___ Extracted material
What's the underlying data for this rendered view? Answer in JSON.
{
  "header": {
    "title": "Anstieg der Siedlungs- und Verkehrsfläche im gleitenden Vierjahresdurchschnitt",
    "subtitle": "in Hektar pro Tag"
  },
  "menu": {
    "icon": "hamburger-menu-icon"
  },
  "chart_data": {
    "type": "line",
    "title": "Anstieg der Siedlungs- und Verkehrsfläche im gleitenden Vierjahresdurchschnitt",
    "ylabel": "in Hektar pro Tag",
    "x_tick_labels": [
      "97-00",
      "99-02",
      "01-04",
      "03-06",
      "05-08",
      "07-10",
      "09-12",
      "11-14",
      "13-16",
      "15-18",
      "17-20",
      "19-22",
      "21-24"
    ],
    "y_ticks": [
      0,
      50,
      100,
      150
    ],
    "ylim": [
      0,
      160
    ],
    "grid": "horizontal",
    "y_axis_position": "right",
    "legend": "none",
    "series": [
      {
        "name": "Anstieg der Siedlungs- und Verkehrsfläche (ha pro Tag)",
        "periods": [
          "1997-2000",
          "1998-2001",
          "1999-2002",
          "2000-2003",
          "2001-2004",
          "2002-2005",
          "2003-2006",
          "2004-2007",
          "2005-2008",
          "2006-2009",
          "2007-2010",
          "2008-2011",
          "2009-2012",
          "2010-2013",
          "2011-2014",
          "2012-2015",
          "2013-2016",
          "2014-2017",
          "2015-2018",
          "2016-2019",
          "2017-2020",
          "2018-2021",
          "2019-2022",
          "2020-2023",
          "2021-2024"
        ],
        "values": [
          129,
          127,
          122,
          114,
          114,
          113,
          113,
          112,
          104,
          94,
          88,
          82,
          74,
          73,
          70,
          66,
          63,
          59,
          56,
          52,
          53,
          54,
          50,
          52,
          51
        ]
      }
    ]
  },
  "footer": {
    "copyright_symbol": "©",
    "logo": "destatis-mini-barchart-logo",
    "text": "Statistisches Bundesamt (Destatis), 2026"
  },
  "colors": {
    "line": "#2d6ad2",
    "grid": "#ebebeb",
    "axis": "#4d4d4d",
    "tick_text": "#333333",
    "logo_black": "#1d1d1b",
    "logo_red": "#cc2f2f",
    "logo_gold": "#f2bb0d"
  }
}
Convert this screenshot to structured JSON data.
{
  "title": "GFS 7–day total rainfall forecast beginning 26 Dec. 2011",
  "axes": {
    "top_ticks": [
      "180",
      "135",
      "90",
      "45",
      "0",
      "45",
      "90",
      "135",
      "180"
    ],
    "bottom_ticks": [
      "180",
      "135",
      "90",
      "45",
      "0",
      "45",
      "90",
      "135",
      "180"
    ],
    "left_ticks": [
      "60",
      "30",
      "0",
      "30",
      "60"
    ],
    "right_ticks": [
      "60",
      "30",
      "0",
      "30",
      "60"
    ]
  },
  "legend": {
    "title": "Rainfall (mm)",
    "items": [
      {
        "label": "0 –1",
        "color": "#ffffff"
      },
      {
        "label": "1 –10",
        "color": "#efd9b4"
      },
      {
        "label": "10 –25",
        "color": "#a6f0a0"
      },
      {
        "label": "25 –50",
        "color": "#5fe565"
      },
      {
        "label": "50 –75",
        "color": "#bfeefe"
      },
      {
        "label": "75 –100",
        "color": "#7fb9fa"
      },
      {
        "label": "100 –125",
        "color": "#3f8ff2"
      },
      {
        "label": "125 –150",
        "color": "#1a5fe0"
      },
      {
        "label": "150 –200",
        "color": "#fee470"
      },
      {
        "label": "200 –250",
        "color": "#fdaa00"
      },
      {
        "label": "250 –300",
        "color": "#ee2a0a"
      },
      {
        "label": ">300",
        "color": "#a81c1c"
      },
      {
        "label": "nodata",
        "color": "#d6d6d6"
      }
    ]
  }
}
______
* Task statement
Retype the data exactly as given.

* Exercise solution
What's the underlying data for this rendered view? Answer in JSON.
{
  "header": {
    "title": "Anstieg der Siedlungs- und Verkehrsfläche im gleitenden Vierjahresdurchschnitt",
    "subtitle": "in Hektar pro Tag"
  },
  "menu": {
    "icon": "hamburger-menu-icon"
  },
  "chart_data": {
    "type": "line",
    "title": "Anstieg der Siedlungs- und Verkehrsfläche im gleitenden Vierjahresdurchschnitt",
    "ylabel": "in Hektar pro Tag",
    "x_tick_labels": [
      "97-00",
      "99-02",
      "01-04",
      "03-06",
      "05-08",
      "07-10",
      "09-12",
      "11-14",
      "13-16",
      "15-18",
      "17-20",
      "19-22",
      "21-24"
    ],
    "y_ticks": [
      0,
      50,
      100,
      150
    ],
    "ylim": [
      0,
      160
    ],
    "grid": "horizontal",
    "y_axis_position": "right",
    "legend": "none",
    "series": [
      {
        "name": "Anstieg der Siedlungs- und Verkehrsfläche (ha pro Tag)",
        "periods": [
          "1997-2000",
          "1998-2001",
          "1999-2002",
          "2000-2003",
          "2001-2004",
          "2002-2005",
          "2003-2006",
          "2004-2007",
          "2005-2008",
          "2006-2009",
          "2007-2010",
          "2008-2011",
          "2009-2012",
          "2010-2013",
          "2011-2014",
          "2012-2015",
          "2013-2016",
          "2014-2017",
          "2015-2018",
          "2016-2019",
          "2017-2020",
          "2018-2021",
          "2019-2022",
          "2020-2023",
          "2021-2024"
        ],
        "values": [
          129,
          127,
          122,
          114,
          114,
          113,
          113,
          112,
          104,
          94,
          88,
          82,
          74,
          73,
          70,
          66,
          63,
          59,
          56,
          52,
          53,
          54,
          50,
          52,
          51
        ]
      }
    ]
  },
  "footer": {
    "copyright_symbol": "©",
    "logo": "destatis-mini-barchart-logo",
    "text": "Statistisches Bundesamt (Destatis), 2026"
  },
  "colors": {
    "line": "#2d6ad2",
    "grid": "#ebebeb",
    "axis": "#4d4d4d",
    "tick_text": "#333333",
    "logo_black": "#1d1d1b",
    "logo_red": "#cc2f2f",
    "logo_gold": "#f2bb0d"
  }
}
Convert this screenshot to structured JSON data.
{
  "title": "GFS 7–day total rainfall forecast beginning 26 Dec. 2011",
  "axes": {
    "top_ticks": [
      "180",
      "135",
      "90",
      "45",
      "0",
      "45",
      "90",
      "135",
      "180"
    ],
    "bottom_ticks": [
      "180",
      "135",
      "90",
      "45",
      "0",
      "45",
      "90",
      "135",
      "180"
    ],
    "left_ticks": [
      "60",
      "30",
      "0",
      "30",
      "60"
    ],
    "right_ticks": [
      "60",
      "30",
      "0",
      "30",
      "60"
    ]
  },
  "legend": {
    "title": "Rainfall (mm)",
    "items": [
      {
        "label": "0 –1",
        "color": "#ffffff"
      },
      {
        "label": "1 –10",
        "color": "#efd9b4"
      },
      {
        "label": "10 –25",
        "color": "#a6f0a0"
      },
      {
        "label": "25 –50",
        "color": "#5fe565"
      },
      {
        "label": "50 –75",
        "color": "#bfeefe"
      },
      {
        "label": "75 –100",
        "color": "#7fb9fa"
      },
      {
        "label": "100 –125",
        "color": "#3f8ff2"
      },
      {
        "label": "125 –150",
        "color": "#1a5fe0"
      },
      {
        "label": "150 –200",
        "color": "#fee470"
      },
      {
        "label": "200 –250",
        "color": "#fdaa00"
      },
      {
        "label": "250 –300",
        "color": "#ee2a0a"
      },
      {
        "label": ">300",
        "color": "#a81c1c"
      },
      {
        "label": "nodata",
        "color": "#d6d6d6"
      }
    ]
  }
}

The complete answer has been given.